===== Given records =====
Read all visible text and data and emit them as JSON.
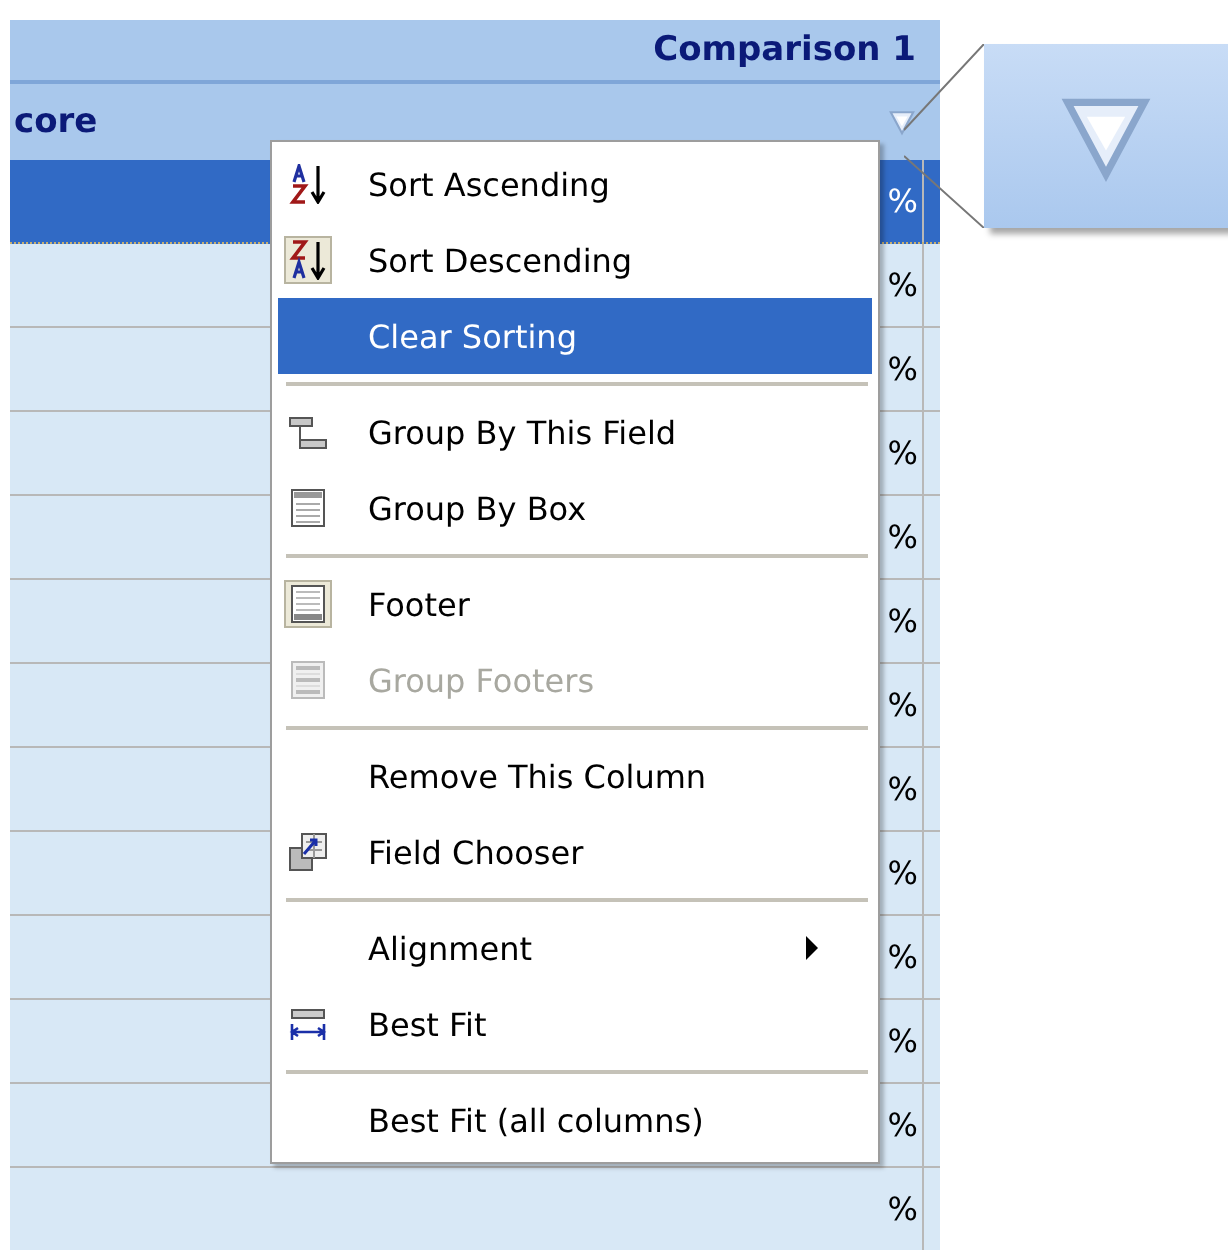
{
  "grid": {
    "band_title": "Comparison 1",
    "column_header": "core",
    "rows": [
      {
        "value": "%",
        "selected": true
      },
      {
        "value": "%",
        "selected": false
      },
      {
        "value": "%",
        "selected": false
      },
      {
        "value": "%",
        "selected": false
      },
      {
        "value": "%",
        "selected": false
      },
      {
        "value": "%",
        "selected": false
      },
      {
        "value": "%",
        "selected": false
      },
      {
        "value": "%",
        "selected": false
      },
      {
        "value": "%",
        "selected": false
      },
      {
        "value": "%",
        "selected": false
      },
      {
        "value": "%",
        "selected": false
      },
      {
        "value": "%",
        "selected": false
      },
      {
        "value": "%",
        "selected": false
      }
    ]
  },
  "context_menu": {
    "groups": [
      [
        {
          "label": "Sort Ascending",
          "selected": false,
          "checked": false,
          "disabled": false
        },
        {
          "label": "Sort Descending",
          "selected": false,
          "checked": true,
          "disabled": false
        },
        {
          "label": "Clear Sorting",
          "selected": true,
          "checked": false,
          "disabled": false
        }
      ],
      [
        {
          "label": "Group By This Field",
          "selected": false,
          "checked": false,
          "disabled": false
        },
        {
          "label": "Group By Box",
          "selected": false,
          "checked": false,
          "disabled": false
        }
      ],
      [
        {
          "label": "Footer",
          "selected": false,
          "checked": true,
          "disabled": false
        },
        {
          "label": "Group Footers",
          "selected": false,
          "checked": false,
          "disabled": true
        }
      ],
      [
        {
          "label": "Remove This Column",
          "selected": false,
          "checked": false,
          "disabled": false
        },
        {
          "label": "Field Chooser",
          "selected": false,
          "checked": false,
          "disabled": false
        }
      ],
      [
        {
          "label": "Alignment",
          "selected": false,
          "checked": false,
          "disabled": false,
          "submenu": true
        },
        {
          "label": "Best Fit",
          "selected": false,
          "checked": false,
          "disabled": false
        }
      ],
      [
        {
          "label": "Best Fit (all columns)",
          "selected": false,
          "checked": false,
          "disabled": false
        }
      ]
    ]
  }
}
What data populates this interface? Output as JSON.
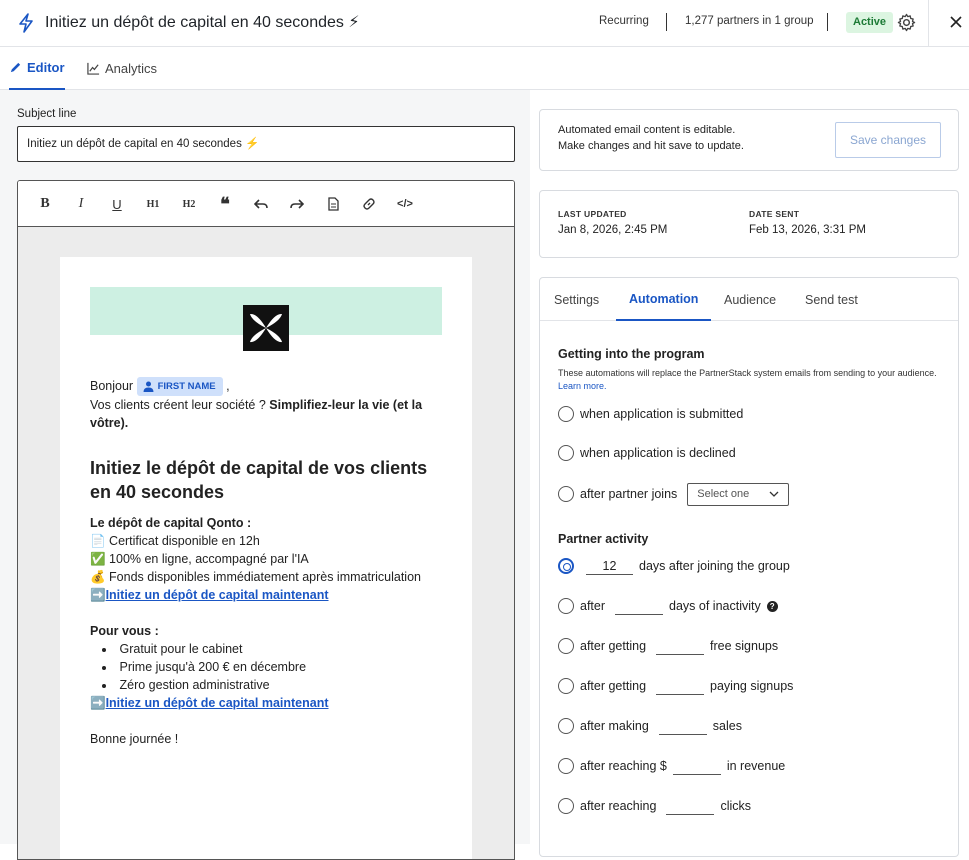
{
  "header": {
    "title": "Initiez un dépôt de capital en 40 secondes ⚡",
    "schedule": "Recurring",
    "audience_summary": "1,277 partners in 1 group",
    "status": "Active",
    "accent": "#1a56c4"
  },
  "tabs": [
    {
      "label": "Editor",
      "icon": "pencil-icon",
      "active": true
    },
    {
      "label": "Analytics",
      "icon": "chart-line-icon",
      "active": false
    }
  ],
  "subject": {
    "label": "Subject line",
    "value": "Initiez un dépôt de capital en 40 secondes ⚡"
  },
  "toolbar": {
    "buttons": [
      "bold-icon",
      "italic-icon",
      "underline-icon",
      "h1-icon",
      "h2-icon",
      "quote-icon",
      "undo-icon",
      "redo-icon",
      "document-icon",
      "link-icon",
      "code-icon"
    ],
    "h1": "H1",
    "h2": "H2"
  },
  "email": {
    "greeting": "Bonjour",
    "merge_tag": "FIRST NAME",
    "greeting_suffix": ",",
    "intro": "Vos clients créent leur société ?",
    "intro_bold": "Simplifiez-leur la vie (et la vôtre).",
    "heading": "Initiez le dépôt de capital de vos clients en 40 secondes",
    "section1_title": "Le dépôt de capital Qonto :",
    "section1_lines": [
      "📄 Certificat disponible en 12h",
      "✅ 100% en ligne, accompagné par l'IA",
      "💰 Fonds disponibles immédiatement après immatriculation"
    ],
    "cta_prefix": "➡️",
    "cta": "Initiez un dépôt de capital maintenant",
    "section2_title": "Pour vous :",
    "section2_items": [
      "Gratuit pour le cabinet",
      "Prime jusqu'à 200 € en décembre",
      "Zéro gestion administrative"
    ],
    "closing": "Bonne journée !"
  },
  "notice": {
    "line1": "Automated email content is editable.",
    "line2": "Make changes and hit save to update.",
    "save_label": "Save changes"
  },
  "dates": {
    "last_updated_label": "LAST UPDATED",
    "last_updated": "Jan 8, 2026, 2:45 PM",
    "date_sent_label": "DATE SENT",
    "date_sent": "Feb 13, 2026, 3:31 PM"
  },
  "panel_tabs": [
    {
      "label": "Settings",
      "active": false
    },
    {
      "label": "Automation",
      "active": true
    },
    {
      "label": "Audience",
      "active": false
    },
    {
      "label": "Send test",
      "active": false
    }
  ],
  "automation": {
    "program_title": "Getting into the program",
    "program_desc": "These automations will replace the PartnerStack system emails from sending to your audience.",
    "learn_more": "Learn more.",
    "program_options": [
      "when application is submitted",
      "when application is declined",
      "after partner joins"
    ],
    "select_placeholder": "Select one",
    "activity_title": "Partner activity",
    "days_value": "12",
    "days_after_label": "days after joining the group",
    "after": "after",
    "inactivity_label": "days of inactivity",
    "after_getting": "after getting",
    "free_signups": "free signups",
    "paying_signups": "paying signups",
    "after_making": "after making",
    "sales": "sales",
    "after_reaching_dollar": "after reaching $",
    "in_revenue": "in revenue",
    "after_reaching": "after reaching",
    "clicks": "clicks"
  }
}
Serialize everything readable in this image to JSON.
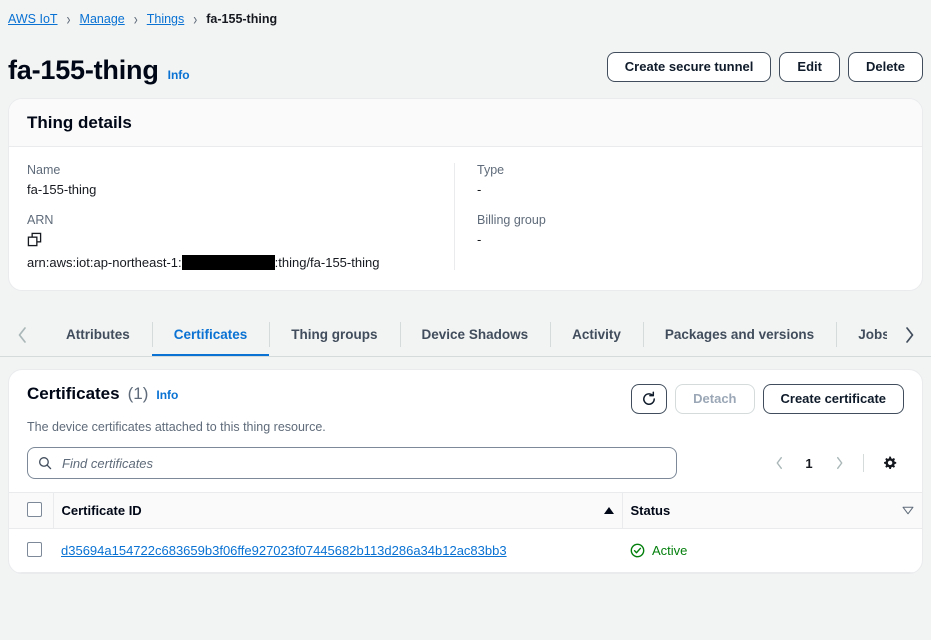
{
  "breadcrumb": {
    "items": [
      {
        "label": "AWS IoT",
        "current": false
      },
      {
        "label": "Manage",
        "current": false
      },
      {
        "label": "Things",
        "current": false
      },
      {
        "label": "fa-155-thing",
        "current": true
      }
    ],
    "separator": "›"
  },
  "page": {
    "title": "fa-155-thing",
    "info_label": "Info"
  },
  "header_actions": {
    "create_tunnel": "Create secure tunnel",
    "edit": "Edit",
    "delete": "Delete"
  },
  "thing_details": {
    "heading": "Thing details",
    "name_label": "Name",
    "name_value": "fa-155-thing",
    "arn_label": "ARN",
    "arn_prefix": "arn:aws:iot:ap-northeast-1:",
    "arn_suffix": ":thing/fa-155-thing",
    "arn_redacted": true,
    "copy_icon": "copy-icon",
    "type_label": "Type",
    "type_value": "-",
    "billing_group_label": "Billing group",
    "billing_group_value": "-"
  },
  "tabs": {
    "prev_icon": "chevron-left-icon",
    "next_icon": "chevron-right-icon",
    "items": [
      {
        "label": "Attributes",
        "active": false
      },
      {
        "label": "Certificates",
        "active": true
      },
      {
        "label": "Thing groups",
        "active": false
      },
      {
        "label": "Device Shadows",
        "active": false
      },
      {
        "label": "Activity",
        "active": false
      },
      {
        "label": "Packages and versions",
        "active": false
      },
      {
        "label": "Jobs",
        "active": false
      }
    ]
  },
  "certificates_panel": {
    "title": "Certificates",
    "count": "(1)",
    "info_label": "Info",
    "description": "The device certificates attached to this thing resource.",
    "refresh_icon": "refresh-icon",
    "detach_label": "Detach",
    "detach_disabled": true,
    "create_label": "Create certificate",
    "search": {
      "icon": "search-icon",
      "placeholder": "Find certificates",
      "value": ""
    },
    "pagination": {
      "prev_icon": "chevron-left-icon",
      "page": "1",
      "next_icon": "chevron-right-icon",
      "settings_icon": "gear-icon"
    },
    "table": {
      "columns": [
        {
          "label": "Certificate ID",
          "sort": "asc"
        },
        {
          "label": "Status",
          "sort": "none"
        }
      ],
      "rows": [
        {
          "certificate_id": "d35694a154722c683659b3f06ffe927023f07445682b113d286a34b12ac83bb3",
          "status": "Active",
          "status_icon": "status-positive-icon",
          "selected": false
        }
      ]
    }
  },
  "colors": {
    "link": "#0972d3",
    "page_bg": "#f2f3f3",
    "card_bg": "#ffffff",
    "header_bg": "#fafafa",
    "border": "#e9ebed",
    "text": "#16191f",
    "muted": "#5f6b7a",
    "success": "#037f0c",
    "disabled": "#9ba7b6"
  }
}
=====
Problem description: Your task is to repeat the material above exactly, without its pictures.

Final answer:
Read all visible text and data and emit them as JSON.
{
  "grid": {
    "band_title": "Comparison 1",
    "column_header": "core",
    "rows": [
      {
        "value": "%",
        "selected": true
      },
      {
        "value": "%",
        "selected": false
      },
      {
        "value": "%",
        "selected": false
      },
      {
        "value": "%",
        "selected": false
      },
      {
        "value": "%",
        "selected": false
      },
      {
        "value": "%",
        "selected": false
      },
      {
        "value": "%",
        "selected": false
      },
      {
        "value": "%",
        "selected": false
      },
      {
        "value": "%",
        "selected": false
      },
      {
        "value": "%",
        "selected": false
      },
      {
        "value": "%",
        "selected": false
      },
      {
        "value": "%",
        "selected": false
      },
      {
        "value": "%",
        "selected": false
      }
    ]
  },
  "context_menu": {
    "groups": [
      [
        {
          "label": "Sort Ascending",
          "selected": false,
          "checked": false,
          "disabled": false
        },
        {
          "label": "Sort Descending",
          "selected": false,
          "checked": true,
          "disabled": false
        },
        {
          "label": "Clear Sorting",
          "selected": true,
          "checked": false,
          "disabled": false
        }
      ],
      [
        {
          "label": "Group By This Field",
          "selected": false,
          "checked": false,
          "disabled": false
        },
        {
          "label": "Group By Box",
          "selected": false,
          "checked": false,
          "disabled": false
        }
      ],
      [
        {
          "label": "Footer",
          "selected": false,
          "checked": true,
          "disabled": false
        },
        {
          "label": "Group Footers",
          "selected": false,
          "checked": false,
          "disabled": true
        }
      ],
      [
        {
          "label": "Remove This Column",
          "selected": false,
          "checked": false,
          "disabled": false
        },
        {
          "label": "Field Chooser",
          "selected": false,
          "checked": false,
          "disabled": false
        }
      ],
      [
        {
          "label": "Alignment",
          "selected": false,
          "checked": false,
          "disabled": false,
          "submenu": true
        },
        {
          "label": "Best Fit",
          "selected": false,
          "checked": false,
          "disabled": false
        }
      ],
      [
        {
          "label": "Best Fit (all columns)",
          "selected": false,
          "checked": false,
          "disabled": false
        }
      ]
    ]
  }
}
What data populates this interface? Output as JSON.
{
  "header": {
    "title": "Initiez un dépôt de capital en 40 secondes ⚡",
    "schedule": "Recurring",
    "audience_summary": "1,277 partners in 1 group",
    "status": "Active",
    "accent": "#1a56c4"
  },
  "tabs": [
    {
      "label": "Editor",
      "icon": "pencil-icon",
      "active": true
    },
    {
      "label": "Analytics",
      "icon": "chart-line-icon",
      "active": false
    }
  ],
  "subject": {
    "label": "Subject line",
    "value": "Initiez un dépôt de capital en 40 secondes ⚡"
  },
  "toolbar": {
    "buttons": [
      "bold-icon",
      "italic-icon",
      "underline-icon",
      "h1-icon",
      "h2-icon",
      "quote-icon",
      "undo-icon",
      "redo-icon",
      "document-icon",
      "link-icon",
      "code-icon"
    ],
    "h1": "H1",
    "h2": "H2"
  },
  "email": {
    "greeting": "Bonjour",
    "merge_tag": "FIRST NAME",
    "greeting_suffix": ",",
    "intro": "Vos clients créent leur société ?",
    "intro_bold": "Simplifiez-leur la vie (et la vôtre).",
    "heading": "Initiez le dépôt de capital de vos clients en 40 secondes",
    "section1_title": "Le dépôt de capital Qonto :",
    "section1_lines": [
      "📄 Certificat disponible en 12h",
      "✅ 100% en ligne, accompagné par l'IA",
      "💰 Fonds disponibles immédiatement après immatriculation"
    ],
    "cta_prefix": "➡️",
    "cta": "Initiez un dépôt de capital maintenant",
    "section2_title": "Pour vous :",
    "section2_items": [
      "Gratuit pour le cabinet",
      "Prime jusqu'à 200 € en décembre",
      "Zéro gestion administrative"
    ],
    "closing": "Bonne journée !"
  },
  "notice": {
    "line1": "Automated email content is editable.",
    "line2": "Make changes and hit save to update.",
    "save_label": "Save changes"
  },
  "dates": {
    "last_updated_label": "LAST UPDATED",
    "last_updated": "Jan 8, 2026, 2:45 PM",
    "date_sent_label": "DATE SENT",
    "date_sent": "Feb 13, 2026, 3:31 PM"
  },
  "panel_tabs": [
    {
      "label": "Settings",
      "active": false
    },
    {
      "label": "Automation",
      "active": true
    },
    {
      "label": "Audience",
      "active": false
    },
    {
      "label": "Send test",
      "active": false
    }
  ],
  "automation": {
    "program_title": "Getting into the program",
    "program_desc": "These automations will replace the PartnerStack system emails from sending to your audience.",
    "learn_more": "Learn more.",
    "program_options": [
      "when application is submitted",
      "when application is declined",
      "after partner joins"
    ],
    "select_placeholder": "Select one",
    "activity_title": "Partner activity",
    "days_value": "12",
    "days_after_label": "days after joining the group",
    "after": "after",
    "inactivity_label": "days of inactivity",
    "after_getting": "after getting",
    "free_signups": "free signups",
    "paying_signups": "paying signups",
    "after_making": "after making",
    "sales": "sales",
    "after_reaching_dollar": "after reaching $",
    "in_revenue": "in revenue",
    "after_reaching": "after reaching",
    "clicks": "clicks"
  }
}
Serialize everything readable in this image to JSON.
{
  "breadcrumb": {
    "items": [
      {
        "label": "AWS IoT",
        "current": false
      },
      {
        "label": "Manage",
        "current": false
      },
      {
        "label": "Things",
        "current": false
      },
      {
        "label": "fa-155-thing",
        "current": true
      }
    ],
    "separator": "›"
  },
  "page": {
    "title": "fa-155-thing",
    "info_label": "Info"
  },
  "header_actions": {
    "create_tunnel": "Create secure tunnel",
    "edit": "Edit",
    "delete": "Delete"
  },
  "thing_details": {
    "heading": "Thing details",
    "name_label": "Name",
    "name_value": "fa-155-thing",
    "arn_label": "ARN",
    "arn_prefix": "arn:aws:iot:ap-northeast-1:",
    "arn_suffix": ":thing/fa-155-thing",
    "arn_redacted": true,
    "copy_icon": "copy-icon",
    "type_label": "Type",
    "type_value": "-",
    "billing_group_label": "Billing group",
    "billing_group_value": "-"
  },
  "tabs": {
    "prev_icon": "chevron-left-icon",
    "next_icon": "chevron-right-icon",
    "items": [
      {
        "label": "Attributes",
        "active": false
      },
      {
        "label": "Certificates",
        "active": true
      },
      {
        "label": "Thing groups",
        "active": false
      },
      {
        "label": "Device Shadows",
        "active": false
      },
      {
        "label": "Activity",
        "active": false
      },
      {
        "label": "Packages and versions",
        "active": false
      },
      {
        "label": "Jobs",
        "active": false
      }
    ]
  },
  "certificates_panel": {
    "title": "Certificates",
    "count": "(1)",
    "info_label": "Info",
    "description": "The device certificates attached to this thing resource.",
    "refresh_icon": "refresh-icon",
    "detach_label": "Detach",
    "detach_disabled": true,
    "create_label": "Create certificate",
    "search": {
      "icon": "search-icon",
      "placeholder": "Find certificates",
      "value": ""
    },
    "pagination": {
      "prev_icon": "chevron-left-icon",
      "page": "1",
      "next_icon": "chevron-right-icon",
      "settings_icon": "gear-icon"
    },
    "table": {
      "columns": [
        {
          "label": "Certificate ID",
          "sort": "asc"
        },
        {
          "label": "Status",
          "sort": "none"
        }
      ],
      "rows": [
        {
          "certificate_id": "d35694a154722c683659b3f06ffe927023f07445682b113d286a34b12ac83bb3",
          "status": "Active",
          "status_icon": "status-positive-icon",
          "selected": false
        }
      ]
    }
  },
  "colors": {
    "link": "#0972d3",
    "page_bg": "#f2f3f3",
    "card_bg": "#ffffff",
    "header_bg": "#fafafa",
    "border": "#e9ebed",
    "text": "#16191f",
    "muted": "#5f6b7a",
    "success": "#037f0c",
    "disabled": "#9ba7b6"
  }
}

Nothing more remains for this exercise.